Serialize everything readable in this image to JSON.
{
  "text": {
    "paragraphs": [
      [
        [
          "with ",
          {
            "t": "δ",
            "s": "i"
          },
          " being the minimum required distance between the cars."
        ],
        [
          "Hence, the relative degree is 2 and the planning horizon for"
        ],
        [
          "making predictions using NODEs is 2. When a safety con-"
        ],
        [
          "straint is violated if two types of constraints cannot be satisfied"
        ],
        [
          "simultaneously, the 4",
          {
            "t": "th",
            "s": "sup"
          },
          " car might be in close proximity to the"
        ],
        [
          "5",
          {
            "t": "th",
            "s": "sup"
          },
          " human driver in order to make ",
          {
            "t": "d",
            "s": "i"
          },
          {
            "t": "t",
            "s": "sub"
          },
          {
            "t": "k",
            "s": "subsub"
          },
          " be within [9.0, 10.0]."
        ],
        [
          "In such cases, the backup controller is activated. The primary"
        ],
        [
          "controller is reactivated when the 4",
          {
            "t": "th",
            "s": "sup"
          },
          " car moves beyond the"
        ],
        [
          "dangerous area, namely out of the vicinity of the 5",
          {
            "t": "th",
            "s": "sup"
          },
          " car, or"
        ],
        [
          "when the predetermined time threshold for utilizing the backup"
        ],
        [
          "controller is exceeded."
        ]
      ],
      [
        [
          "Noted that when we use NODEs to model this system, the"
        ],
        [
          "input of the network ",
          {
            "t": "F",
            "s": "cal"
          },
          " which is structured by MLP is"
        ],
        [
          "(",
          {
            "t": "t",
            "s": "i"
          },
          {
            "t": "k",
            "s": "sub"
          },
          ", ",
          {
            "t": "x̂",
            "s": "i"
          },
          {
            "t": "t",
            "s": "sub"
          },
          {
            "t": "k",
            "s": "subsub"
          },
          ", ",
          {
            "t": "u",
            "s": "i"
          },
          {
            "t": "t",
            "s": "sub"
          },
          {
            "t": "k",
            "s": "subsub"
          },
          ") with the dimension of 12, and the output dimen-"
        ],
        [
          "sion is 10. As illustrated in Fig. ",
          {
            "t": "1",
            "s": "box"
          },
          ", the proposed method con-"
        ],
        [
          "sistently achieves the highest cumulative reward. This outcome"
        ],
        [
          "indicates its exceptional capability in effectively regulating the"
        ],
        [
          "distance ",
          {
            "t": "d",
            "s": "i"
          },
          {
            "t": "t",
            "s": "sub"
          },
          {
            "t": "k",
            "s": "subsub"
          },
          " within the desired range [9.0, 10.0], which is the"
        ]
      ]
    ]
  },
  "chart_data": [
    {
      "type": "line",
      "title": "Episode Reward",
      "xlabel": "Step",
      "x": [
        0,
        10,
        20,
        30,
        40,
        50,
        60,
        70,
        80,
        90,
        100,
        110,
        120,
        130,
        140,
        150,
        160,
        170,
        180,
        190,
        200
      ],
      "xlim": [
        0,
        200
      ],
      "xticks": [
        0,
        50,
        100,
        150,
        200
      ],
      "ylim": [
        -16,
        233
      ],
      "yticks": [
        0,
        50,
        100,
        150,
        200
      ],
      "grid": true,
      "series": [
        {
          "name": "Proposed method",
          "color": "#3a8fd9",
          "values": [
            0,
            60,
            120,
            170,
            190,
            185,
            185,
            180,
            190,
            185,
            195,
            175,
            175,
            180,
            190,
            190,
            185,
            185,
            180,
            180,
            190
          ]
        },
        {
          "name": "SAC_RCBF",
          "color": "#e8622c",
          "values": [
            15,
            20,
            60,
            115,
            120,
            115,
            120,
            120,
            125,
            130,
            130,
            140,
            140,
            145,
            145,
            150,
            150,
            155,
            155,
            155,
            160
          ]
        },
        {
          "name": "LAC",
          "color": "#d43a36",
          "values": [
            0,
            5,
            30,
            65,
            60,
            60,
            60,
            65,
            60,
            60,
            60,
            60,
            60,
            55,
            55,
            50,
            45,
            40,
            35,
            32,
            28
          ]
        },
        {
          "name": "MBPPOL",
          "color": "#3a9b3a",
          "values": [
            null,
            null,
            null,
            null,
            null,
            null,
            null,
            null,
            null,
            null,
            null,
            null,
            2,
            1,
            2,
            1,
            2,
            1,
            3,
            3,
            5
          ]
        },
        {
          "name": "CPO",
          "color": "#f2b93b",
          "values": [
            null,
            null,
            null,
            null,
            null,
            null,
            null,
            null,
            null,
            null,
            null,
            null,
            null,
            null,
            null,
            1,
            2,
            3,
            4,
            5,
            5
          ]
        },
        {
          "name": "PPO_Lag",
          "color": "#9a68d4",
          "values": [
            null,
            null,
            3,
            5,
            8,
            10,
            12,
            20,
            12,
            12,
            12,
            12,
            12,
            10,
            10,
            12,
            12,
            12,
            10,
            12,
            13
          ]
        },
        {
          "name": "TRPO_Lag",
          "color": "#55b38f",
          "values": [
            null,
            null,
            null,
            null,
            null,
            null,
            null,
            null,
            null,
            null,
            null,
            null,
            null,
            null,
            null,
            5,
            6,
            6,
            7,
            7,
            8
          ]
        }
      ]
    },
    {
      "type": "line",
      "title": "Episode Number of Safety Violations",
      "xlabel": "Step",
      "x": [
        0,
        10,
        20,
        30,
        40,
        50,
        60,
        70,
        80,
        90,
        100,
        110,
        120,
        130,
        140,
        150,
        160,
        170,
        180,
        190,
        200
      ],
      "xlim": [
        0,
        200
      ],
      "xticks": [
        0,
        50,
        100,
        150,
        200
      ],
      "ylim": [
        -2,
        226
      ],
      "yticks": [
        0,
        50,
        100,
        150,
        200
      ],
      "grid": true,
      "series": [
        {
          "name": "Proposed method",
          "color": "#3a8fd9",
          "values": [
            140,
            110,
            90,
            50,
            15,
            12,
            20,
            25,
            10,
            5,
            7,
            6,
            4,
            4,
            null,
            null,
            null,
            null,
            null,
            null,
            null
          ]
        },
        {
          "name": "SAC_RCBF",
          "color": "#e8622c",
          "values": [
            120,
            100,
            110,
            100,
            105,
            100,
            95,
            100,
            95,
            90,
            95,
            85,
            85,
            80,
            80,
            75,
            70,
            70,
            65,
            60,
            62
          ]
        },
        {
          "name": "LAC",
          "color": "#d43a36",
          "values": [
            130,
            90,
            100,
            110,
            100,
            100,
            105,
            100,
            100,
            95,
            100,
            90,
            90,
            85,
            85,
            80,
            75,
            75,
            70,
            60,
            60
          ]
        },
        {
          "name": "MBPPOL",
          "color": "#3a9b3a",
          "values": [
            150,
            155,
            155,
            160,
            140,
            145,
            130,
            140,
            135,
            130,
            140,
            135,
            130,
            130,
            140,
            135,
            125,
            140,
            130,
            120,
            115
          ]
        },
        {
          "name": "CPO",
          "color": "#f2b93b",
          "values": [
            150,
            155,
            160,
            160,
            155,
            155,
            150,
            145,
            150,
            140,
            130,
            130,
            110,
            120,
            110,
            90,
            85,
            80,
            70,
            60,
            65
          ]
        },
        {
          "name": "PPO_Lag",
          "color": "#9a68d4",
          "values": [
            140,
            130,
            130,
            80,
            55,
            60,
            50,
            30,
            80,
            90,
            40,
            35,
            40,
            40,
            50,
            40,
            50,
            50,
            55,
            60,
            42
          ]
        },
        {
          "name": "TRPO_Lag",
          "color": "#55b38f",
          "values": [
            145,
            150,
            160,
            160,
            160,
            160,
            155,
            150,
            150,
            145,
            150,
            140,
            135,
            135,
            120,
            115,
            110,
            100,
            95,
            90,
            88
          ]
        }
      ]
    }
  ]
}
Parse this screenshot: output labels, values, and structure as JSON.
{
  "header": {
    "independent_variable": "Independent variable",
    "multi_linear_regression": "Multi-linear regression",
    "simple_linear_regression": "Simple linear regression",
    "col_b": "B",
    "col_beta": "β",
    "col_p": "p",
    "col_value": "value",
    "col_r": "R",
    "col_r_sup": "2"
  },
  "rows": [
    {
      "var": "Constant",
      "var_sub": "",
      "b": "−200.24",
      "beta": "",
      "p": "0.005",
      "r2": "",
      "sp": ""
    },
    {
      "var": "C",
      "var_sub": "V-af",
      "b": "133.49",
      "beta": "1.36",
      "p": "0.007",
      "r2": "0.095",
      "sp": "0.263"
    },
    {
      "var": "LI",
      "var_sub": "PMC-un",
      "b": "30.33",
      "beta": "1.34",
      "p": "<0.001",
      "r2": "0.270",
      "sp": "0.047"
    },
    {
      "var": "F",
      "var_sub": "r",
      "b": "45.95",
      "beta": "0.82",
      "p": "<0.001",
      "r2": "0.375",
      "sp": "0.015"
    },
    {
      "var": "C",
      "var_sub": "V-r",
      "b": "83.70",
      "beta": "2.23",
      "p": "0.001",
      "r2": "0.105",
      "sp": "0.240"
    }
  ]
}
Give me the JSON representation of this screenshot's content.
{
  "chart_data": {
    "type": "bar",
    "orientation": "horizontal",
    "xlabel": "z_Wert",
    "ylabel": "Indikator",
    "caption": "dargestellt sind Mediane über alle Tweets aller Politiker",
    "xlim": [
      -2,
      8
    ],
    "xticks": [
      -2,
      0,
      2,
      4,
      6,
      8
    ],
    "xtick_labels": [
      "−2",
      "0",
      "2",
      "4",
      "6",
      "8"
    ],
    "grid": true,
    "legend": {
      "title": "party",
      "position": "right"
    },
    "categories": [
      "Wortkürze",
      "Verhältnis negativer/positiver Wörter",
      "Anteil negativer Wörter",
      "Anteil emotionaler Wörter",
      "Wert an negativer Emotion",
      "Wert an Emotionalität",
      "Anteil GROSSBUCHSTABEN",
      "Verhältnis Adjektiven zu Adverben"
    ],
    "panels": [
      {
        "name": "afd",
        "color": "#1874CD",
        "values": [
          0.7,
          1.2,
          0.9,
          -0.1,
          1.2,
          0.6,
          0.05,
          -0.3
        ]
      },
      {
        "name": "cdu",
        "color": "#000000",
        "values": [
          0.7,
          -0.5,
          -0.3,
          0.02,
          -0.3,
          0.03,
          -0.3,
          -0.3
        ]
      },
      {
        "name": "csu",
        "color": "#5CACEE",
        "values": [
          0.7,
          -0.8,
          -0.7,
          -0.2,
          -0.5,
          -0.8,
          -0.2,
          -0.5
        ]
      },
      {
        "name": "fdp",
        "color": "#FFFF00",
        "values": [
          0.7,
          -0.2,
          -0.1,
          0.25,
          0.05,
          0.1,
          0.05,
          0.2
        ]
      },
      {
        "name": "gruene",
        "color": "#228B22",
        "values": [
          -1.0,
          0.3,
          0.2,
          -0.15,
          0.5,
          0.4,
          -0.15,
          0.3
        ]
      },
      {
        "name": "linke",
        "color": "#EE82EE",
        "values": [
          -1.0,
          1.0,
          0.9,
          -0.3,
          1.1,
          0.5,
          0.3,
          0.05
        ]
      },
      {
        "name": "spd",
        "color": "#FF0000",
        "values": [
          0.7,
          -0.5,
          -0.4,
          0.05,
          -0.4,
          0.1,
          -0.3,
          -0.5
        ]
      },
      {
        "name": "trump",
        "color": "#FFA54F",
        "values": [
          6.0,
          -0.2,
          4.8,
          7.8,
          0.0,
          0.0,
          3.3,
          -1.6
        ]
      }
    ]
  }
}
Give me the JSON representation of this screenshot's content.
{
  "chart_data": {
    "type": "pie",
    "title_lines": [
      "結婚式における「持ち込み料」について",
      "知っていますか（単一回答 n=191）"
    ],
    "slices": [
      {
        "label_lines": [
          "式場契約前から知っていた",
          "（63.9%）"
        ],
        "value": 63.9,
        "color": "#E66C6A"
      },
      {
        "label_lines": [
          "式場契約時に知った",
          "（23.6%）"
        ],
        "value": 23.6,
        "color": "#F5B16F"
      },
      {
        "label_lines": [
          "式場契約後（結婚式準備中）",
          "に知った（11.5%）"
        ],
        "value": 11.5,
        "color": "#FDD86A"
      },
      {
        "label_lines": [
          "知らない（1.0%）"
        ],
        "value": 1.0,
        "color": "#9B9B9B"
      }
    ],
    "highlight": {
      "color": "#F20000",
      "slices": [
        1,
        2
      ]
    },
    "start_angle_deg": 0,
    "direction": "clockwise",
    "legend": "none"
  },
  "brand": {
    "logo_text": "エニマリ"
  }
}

────────────────────

■ **Written problem**
Copy out each line of the data containing the string "which".

■ **Task response**
          " which is structured by MLP is"
          " within the desired range [9.0, 10.0], which is the"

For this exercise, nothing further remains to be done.